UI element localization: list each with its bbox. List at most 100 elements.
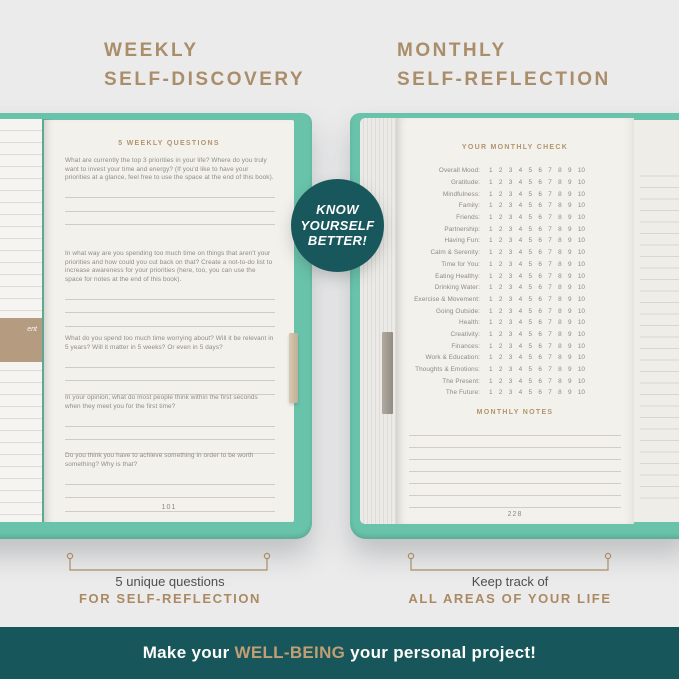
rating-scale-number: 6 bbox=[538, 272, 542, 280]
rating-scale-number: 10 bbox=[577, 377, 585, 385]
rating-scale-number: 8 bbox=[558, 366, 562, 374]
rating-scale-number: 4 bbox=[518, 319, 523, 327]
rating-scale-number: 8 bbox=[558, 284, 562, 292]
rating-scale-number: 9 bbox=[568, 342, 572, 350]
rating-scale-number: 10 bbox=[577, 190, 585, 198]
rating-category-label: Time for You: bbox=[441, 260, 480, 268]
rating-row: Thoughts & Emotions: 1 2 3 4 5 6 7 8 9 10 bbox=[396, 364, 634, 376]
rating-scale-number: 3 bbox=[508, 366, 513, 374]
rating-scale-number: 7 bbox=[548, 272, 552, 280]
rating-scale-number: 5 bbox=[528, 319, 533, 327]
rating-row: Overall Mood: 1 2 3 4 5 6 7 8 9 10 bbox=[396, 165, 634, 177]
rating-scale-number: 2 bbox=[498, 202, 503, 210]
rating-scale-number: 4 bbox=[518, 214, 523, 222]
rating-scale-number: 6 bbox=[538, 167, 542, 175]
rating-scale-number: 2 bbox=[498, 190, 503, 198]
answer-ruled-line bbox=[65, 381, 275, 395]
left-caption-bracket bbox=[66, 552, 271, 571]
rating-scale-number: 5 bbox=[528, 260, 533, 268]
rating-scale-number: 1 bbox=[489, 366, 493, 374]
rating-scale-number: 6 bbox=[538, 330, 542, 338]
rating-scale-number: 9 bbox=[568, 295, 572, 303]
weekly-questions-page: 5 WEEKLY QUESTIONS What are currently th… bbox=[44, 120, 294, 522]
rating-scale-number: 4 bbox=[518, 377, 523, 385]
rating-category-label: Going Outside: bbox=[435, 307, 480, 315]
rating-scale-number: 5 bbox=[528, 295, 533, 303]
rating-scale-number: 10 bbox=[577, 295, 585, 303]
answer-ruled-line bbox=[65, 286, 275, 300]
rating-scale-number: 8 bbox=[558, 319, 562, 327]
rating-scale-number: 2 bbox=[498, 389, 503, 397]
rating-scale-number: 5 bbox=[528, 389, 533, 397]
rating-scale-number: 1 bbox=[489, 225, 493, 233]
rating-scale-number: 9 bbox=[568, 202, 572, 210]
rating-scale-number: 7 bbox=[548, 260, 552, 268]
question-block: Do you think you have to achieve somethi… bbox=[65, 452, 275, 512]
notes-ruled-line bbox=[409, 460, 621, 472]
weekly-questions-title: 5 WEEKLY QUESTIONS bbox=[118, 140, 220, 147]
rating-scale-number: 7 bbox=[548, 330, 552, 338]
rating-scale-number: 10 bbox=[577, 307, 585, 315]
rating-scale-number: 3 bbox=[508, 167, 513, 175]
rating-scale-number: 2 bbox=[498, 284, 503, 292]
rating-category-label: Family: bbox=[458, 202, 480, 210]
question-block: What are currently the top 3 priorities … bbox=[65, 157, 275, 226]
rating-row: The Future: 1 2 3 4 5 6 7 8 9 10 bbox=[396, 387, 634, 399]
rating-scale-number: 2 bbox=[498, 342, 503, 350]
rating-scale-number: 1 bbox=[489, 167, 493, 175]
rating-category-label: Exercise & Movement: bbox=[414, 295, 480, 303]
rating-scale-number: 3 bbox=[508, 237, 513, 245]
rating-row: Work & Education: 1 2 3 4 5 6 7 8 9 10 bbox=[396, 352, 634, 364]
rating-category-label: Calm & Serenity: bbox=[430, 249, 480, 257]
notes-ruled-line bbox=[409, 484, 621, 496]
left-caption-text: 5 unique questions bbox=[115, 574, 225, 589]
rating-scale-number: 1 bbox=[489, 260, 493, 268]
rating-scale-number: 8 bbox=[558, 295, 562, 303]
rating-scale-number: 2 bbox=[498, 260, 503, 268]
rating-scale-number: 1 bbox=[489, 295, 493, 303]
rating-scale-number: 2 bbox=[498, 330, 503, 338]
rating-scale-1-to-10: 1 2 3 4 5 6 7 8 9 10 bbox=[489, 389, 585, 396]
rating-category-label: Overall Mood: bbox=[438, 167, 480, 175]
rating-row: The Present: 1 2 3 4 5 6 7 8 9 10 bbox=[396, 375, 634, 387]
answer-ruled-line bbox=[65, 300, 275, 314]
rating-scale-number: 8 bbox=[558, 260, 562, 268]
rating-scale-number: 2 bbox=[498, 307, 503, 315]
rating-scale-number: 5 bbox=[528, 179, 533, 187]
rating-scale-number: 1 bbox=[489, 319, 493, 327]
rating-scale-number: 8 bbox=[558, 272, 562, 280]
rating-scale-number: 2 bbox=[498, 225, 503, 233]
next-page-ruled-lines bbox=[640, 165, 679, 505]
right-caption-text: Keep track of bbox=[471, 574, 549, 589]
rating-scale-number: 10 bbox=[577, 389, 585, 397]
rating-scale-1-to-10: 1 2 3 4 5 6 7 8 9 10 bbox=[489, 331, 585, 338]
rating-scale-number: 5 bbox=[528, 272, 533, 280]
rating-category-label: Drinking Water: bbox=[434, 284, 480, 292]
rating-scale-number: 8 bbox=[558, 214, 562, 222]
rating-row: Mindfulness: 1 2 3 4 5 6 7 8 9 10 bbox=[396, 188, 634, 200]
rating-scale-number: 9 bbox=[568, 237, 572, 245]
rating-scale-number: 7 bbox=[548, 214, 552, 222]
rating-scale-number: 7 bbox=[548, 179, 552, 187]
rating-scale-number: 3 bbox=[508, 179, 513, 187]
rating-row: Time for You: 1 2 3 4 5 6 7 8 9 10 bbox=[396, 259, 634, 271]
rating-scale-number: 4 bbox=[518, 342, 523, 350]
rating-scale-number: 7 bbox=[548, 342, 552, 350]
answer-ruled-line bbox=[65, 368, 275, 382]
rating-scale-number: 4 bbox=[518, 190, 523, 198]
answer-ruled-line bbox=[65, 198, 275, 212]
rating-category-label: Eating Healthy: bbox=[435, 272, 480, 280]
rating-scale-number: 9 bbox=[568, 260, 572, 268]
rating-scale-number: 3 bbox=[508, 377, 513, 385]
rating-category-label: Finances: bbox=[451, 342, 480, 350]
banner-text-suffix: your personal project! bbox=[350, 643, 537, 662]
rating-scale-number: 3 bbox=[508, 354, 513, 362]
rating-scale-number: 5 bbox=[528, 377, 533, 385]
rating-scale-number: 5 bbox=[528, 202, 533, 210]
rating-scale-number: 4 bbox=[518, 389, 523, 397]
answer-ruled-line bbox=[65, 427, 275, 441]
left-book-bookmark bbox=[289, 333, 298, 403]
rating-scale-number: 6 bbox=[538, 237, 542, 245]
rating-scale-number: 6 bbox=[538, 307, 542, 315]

* **PROBLEM REQUIREMENTS**:
Please transcribe the listing above line by line, leaving out the pictures.

* **RESPONSE TO THIS EXERCISE**:
UI element localization: list each with its bbox. List at most 100 elements.
rating-scale-number: 6 bbox=[538, 272, 542, 280]
rating-scale-number: 10 bbox=[577, 377, 585, 385]
rating-scale-number: 8 bbox=[558, 366, 562, 374]
rating-scale-number: 4 bbox=[518, 319, 523, 327]
rating-scale-number: 8 bbox=[558, 284, 562, 292]
rating-scale-number: 9 bbox=[568, 342, 572, 350]
rating-scale-number: 10 bbox=[577, 190, 585, 198]
rating-category-label: Time for You: bbox=[441, 260, 480, 268]
rating-row: Thoughts & Emotions: 1 2 3 4 5 6 7 8 9 10 bbox=[396, 364, 634, 376]
rating-scale-number: 3 bbox=[508, 366, 513, 374]
rating-scale-number: 7 bbox=[548, 272, 552, 280]
rating-scale-number: 5 bbox=[528, 319, 533, 327]
rating-row: Overall Mood: 1 2 3 4 5 6 7 8 9 10 bbox=[396, 165, 634, 177]
rating-scale-number: 2 bbox=[498, 202, 503, 210]
rating-scale-number: 4 bbox=[518, 214, 523, 222]
rating-scale-number: 6 bbox=[538, 167, 542, 175]
rating-scale-number: 2 bbox=[498, 190, 503, 198]
answer-ruled-line bbox=[65, 381, 275, 395]
left-caption-bracket bbox=[66, 552, 271, 571]
rating-scale-number: 5 bbox=[528, 260, 533, 268]
rating-scale-number: 1 bbox=[489, 366, 493, 374]
rating-scale-number: 6 bbox=[538, 330, 542, 338]
rating-scale-number: 9 bbox=[568, 295, 572, 303]
weekly-questions-page: 5 WEEKLY QUESTIONS What are currently th… bbox=[44, 120, 294, 522]
rating-scale-number: 4 bbox=[518, 377, 523, 385]
rating-category-label: Going Outside: bbox=[435, 307, 480, 315]
rating-scale-number: 5 bbox=[528, 295, 533, 303]
rating-scale-number: 10 bbox=[577, 295, 585, 303]
answer-ruled-line bbox=[65, 286, 275, 300]
rating-scale-number: 8 bbox=[558, 319, 562, 327]
rating-scale-number: 2 bbox=[498, 389, 503, 397]
rating-scale-number: 5 bbox=[528, 389, 533, 397]
rating-scale-number: 1 bbox=[489, 225, 493, 233]
rating-scale-number: 9 bbox=[568, 202, 572, 210]
rating-scale-number: 7 bbox=[548, 260, 552, 268]
question-block: Do you think you have to achieve somethi… bbox=[65, 452, 275, 512]
notes-ruled-line bbox=[409, 460, 621, 472]
weekly-questions-title: 5 WEEKLY QUESTIONS bbox=[118, 140, 220, 147]
rating-scale-number: 7 bbox=[548, 330, 552, 338]
rating-scale-number: 10 bbox=[577, 307, 585, 315]
rating-scale-number: 3 bbox=[508, 167, 513, 175]
rating-scale-number: 2 bbox=[498, 284, 503, 292]
rating-category-label: Family: bbox=[458, 202, 480, 210]
question-block: What are currently the top 3 priorities … bbox=[65, 157, 275, 226]
rating-row: The Future: 1 2 3 4 5 6 7 8 9 10 bbox=[396, 387, 634, 399]
rating-scale-number: 2 bbox=[498, 342, 503, 350]
rating-scale-number: 1 bbox=[489, 167, 493, 175]
rating-category-label: Exercise & Movement: bbox=[414, 295, 480, 303]
rating-scale-number: 3 bbox=[508, 237, 513, 245]
rating-row: Work & Education: 1 2 3 4 5 6 7 8 9 10 bbox=[396, 352, 634, 364]
rating-category-label: Calm & Serenity: bbox=[430, 249, 480, 257]
notes-ruled-line bbox=[409, 484, 621, 496]
left-caption-text: 5 unique questions bbox=[115, 574, 225, 589]
rating-scale-number: 1 bbox=[489, 260, 493, 268]
rating-scale-number: 8 bbox=[558, 295, 562, 303]
rating-scale-number: 2 bbox=[498, 260, 503, 268]
rating-scale-number: 1 bbox=[489, 295, 493, 303]
rating-scale-number: 2 bbox=[498, 330, 503, 338]
rating-scale-1-to-10: 1 2 3 4 5 6 7 8 9 10 bbox=[489, 389, 585, 396]
rating-category-label: Overall Mood: bbox=[438, 167, 480, 175]
rating-row: The Present: 1 2 3 4 5 6 7 8 9 10 bbox=[396, 375, 634, 387]
answer-ruled-line bbox=[65, 300, 275, 314]
rating-scale-number: 8 bbox=[558, 260, 562, 268]
rating-scale-number: 2 bbox=[498, 307, 503, 315]
rating-scale-number: 5 bbox=[528, 179, 533, 187]
rating-scale-number: 1 bbox=[489, 319, 493, 327]
rating-scale-number: 8 bbox=[558, 272, 562, 280]
rating-scale-number: 2 bbox=[498, 225, 503, 233]
next-page-ruled-lines bbox=[640, 165, 679, 505]
right-caption-text: Keep track of bbox=[471, 574, 549, 589]
rating-scale-number: 10 bbox=[577, 389, 585, 397]
rating-scale-1-to-10: 1 2 3 4 5 6 7 8 9 10 bbox=[489, 331, 585, 338]
rating-scale-number: 5 bbox=[528, 272, 533, 280]
rating-category-label: Drinking Water: bbox=[434, 284, 480, 292]
rating-scale-number: 8 bbox=[558, 214, 562, 222]
rating-row: Mindfulness: 1 2 3 4 5 6 7 8 9 10 bbox=[396, 188, 634, 200]
rating-scale-number: 9 bbox=[568, 237, 572, 245]
rating-scale-number: 7 bbox=[548, 214, 552, 222]
rating-scale-number: 7 bbox=[548, 179, 552, 187]
rating-scale-number: 3 bbox=[508, 179, 513, 187]
rating-row: Time for You: 1 2 3 4 5 6 7 8 9 10 bbox=[396, 259, 634, 271]
rating-scale-number: 4 bbox=[518, 342, 523, 350]
rating-scale-number: 7 bbox=[548, 342, 552, 350]
answer-ruled-line bbox=[65, 368, 275, 382]
rating-scale-number: 4 bbox=[518, 190, 523, 198]
answer-ruled-line bbox=[65, 198, 275, 212]
rating-category-label: Eating Healthy: bbox=[435, 272, 480, 280]
rating-scale-number: 9 bbox=[568, 260, 572, 268]
rating-scale-number: 3 bbox=[508, 377, 513, 385]
rating-category-label: Finances: bbox=[451, 342, 480, 350]
banner-text-suffix: your personal project! bbox=[350, 643, 537, 662]
rating-scale-number: 3 bbox=[508, 354, 513, 362]
rating-scale-number: 5 bbox=[528, 377, 533, 385]
rating-scale-number: 5 bbox=[528, 202, 533, 210]
rating-scale-number: 4 bbox=[518, 389, 523, 397]
answer-ruled-line bbox=[65, 427, 275, 441]
left-book-bookmark bbox=[289, 333, 298, 403]
rating-scale-number: 6 bbox=[538, 237, 542, 245]
rating-scale-number: 6 bbox=[538, 307, 542, 315]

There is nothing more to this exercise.